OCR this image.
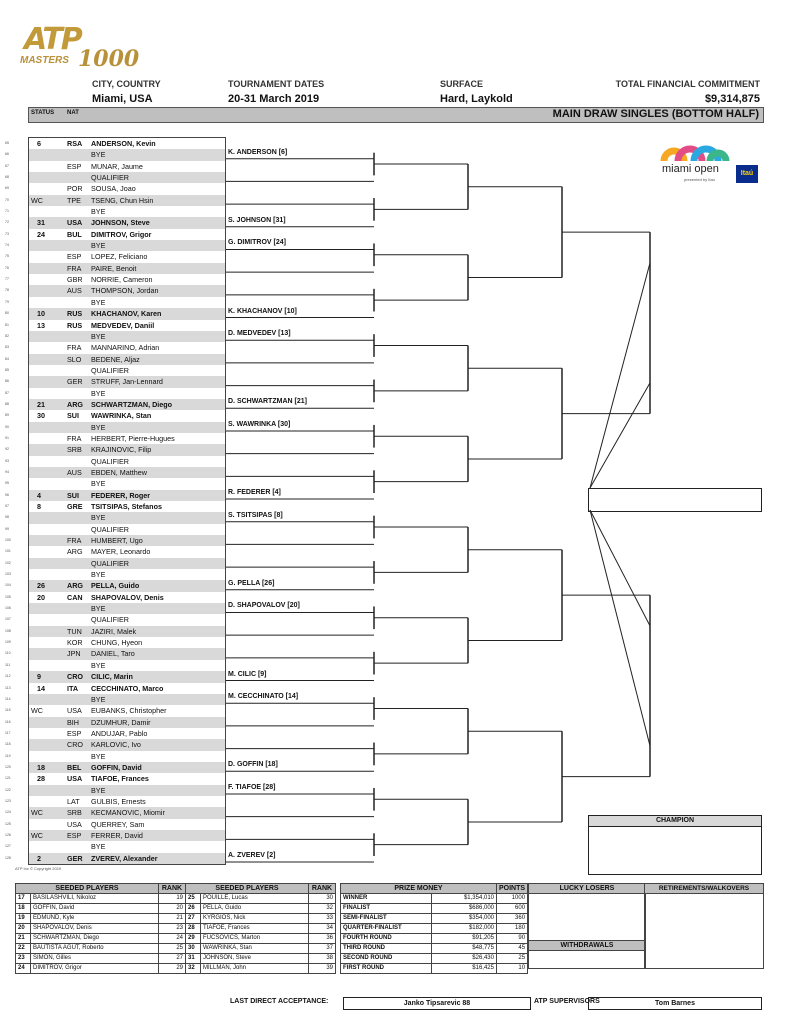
ATP
MASTERS 1000
CITY, COUNTRY
Miami, USA
TOURNAMENT DATES
20-31 March 2019
SURFACE
Hard, Laykold
TOTAL FINANCIAL COMMITMENT
$9,314,875
STATUS NAT	MAIN DRAW SINGLES (BOTTOM HALF)
miami open
presented by Itaú
Itaú
6	RSA ANDERSON, Kevin
BYE
ESP MUNAR, Jaume
QUALIFIER
POR SOUSA, Joao
WC	TPE TSENG, Chun Hsin
BYE
31	USA JOHNSON, Steve
24	BUL DIMITROV, Grigor
BYE
ESP LOPEZ, Feliciano
FRA PAIRE, Benoit
GBR NORRIE, Cameron
AUS THOMPSON, Jordan
BYE
10	RUS KHACHANOV, Karen
13	RUS MEDVEDEV, Daniil
BYE
FRA MANNARINO, Adrian
SLO BEDENE, Aljaz
QUALIFIER
GER STRUFF, Jan-Lennard
BYE
21	ARG SCHWARTZMAN, Diego
30	SUI WAWRINKA, Stan
BYE
FRA HERBERT, Pierre-Hugues
SRB KRAJINOVIC, Filip
QUALIFIER
AUS EBDEN, Matthew
BYE
4	SUI FEDERER, Roger
8	GRE TSITSIPAS, Stefanos
BYE
QUALIFIER
FRA HUMBERT, Ugo
ARG MAYER, Leonardo
QUALIFIER
BYE
26	ARG PELLA, Guido
20	CAN SHAPOVALOV, Denis
BYE
QUALIFIER
TUN JAZIRI, Malek
KOR CHUNG, Hyeon
JPN DANIEL, Taro
BYE
9	CRO CILIC, Marin
14	ITA CECCHINATO, Marco
BYE
WC	USA EUBANKS, Christopher
BIH DZUMHUR, Damir
ESP ANDUJAR, Pablo
CRO KARLOVIC, Ivo
BYE
18	BEL GOFFIN, David
28	USA TIAFOE, Frances
BYE
LAT GULBIS, Ernests
WC	SRB KECMANOVIC, Miomir
USA QUERREY, Sam
WC	ESP FERRER, David
BYE
2	GER ZVEREV, Alexander
65
66
67
68
69
70
71
72
73
74
75
76
77
78
79
80
81
82
83
84
85
86
87
88
89
90
91
92
93
94
95
96
97
98
99
100
101
102
103
104
105
106
107
108
109
110
111
112
113
114
115
116
117
118
119
120
121
122
123
124
125
126
127
128
K. ANDERSON [6]
S. JOHNSON [31]
G. DIMITROV [24]
K. KHACHANOV [10]
D. MEDVEDEV [13]
D. SCHWARTZMAN [21]
S. WAWRINKA [30]
R. FEDERER [4]
S. TSITSIPAS [8]
G. PELLA [26]
D. SHAPOVALOV [20]
M. CILIC [9]
M. CECCHINATO [14]
D. GOFFIN [18]
F. TIAFOE [28]
A. ZVEREV [2]
CHAMPION
ATP Inc © Copyright 2019
SEEDED PLAYERS		RANK	SEEDED PLAYERS		RANK
17	BASILASHVILI, Nikoloz	19	25	POUILLE, Lucas	30
18	GOFFIN, David	20	26	PELLA, Guido	32
19	EDMUND, Kyle	21	27	KYRGIOS, Nick	33
20	SHAPOVALOV, Denis	23	28	TIAFOE, Frances	34
21	SCHWARTZMAN, Diego	24	29	FUCSOVICS, Marton	36
22	BAUTISTA AGUT, Roberto	25	30	WAWRINKA, Stan	37
23	SIMON, Gilles	27	31	JOHNSON, Steve	38
24	DIMITROV, Grigor	29	32	MILLMAN, John	39
PRIZE MONEY		POINTS
WINNER	$1,354,010	1000
FINALIST	$686,000	600
SEMI-FINALIST	$354,000	360
QUARTER-FINALIST	$182,000	180
FOURTH ROUND	$91,205	90
THIRD ROUND	$48,775	45
SECOND ROUND	$26,430	25
FIRST ROUND	$16,425	10
LUCKY LOSERS
WITHDRAWALS
RETIREMENTS/WALKOVERS
LAST DIRECT ACCEPTANCE:	Janko Tipsarevic 88	ATP SUPERVISORS	Tom Barnes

-=-=-=-=-

Task goal
Show every line in the entries where the string "Diego" occurs.

Final answer
21	ARG SCHWARTZMAN, Diego
21	SCHWARTZMAN, Diego	24	29	FUCSOVICS, Marton	36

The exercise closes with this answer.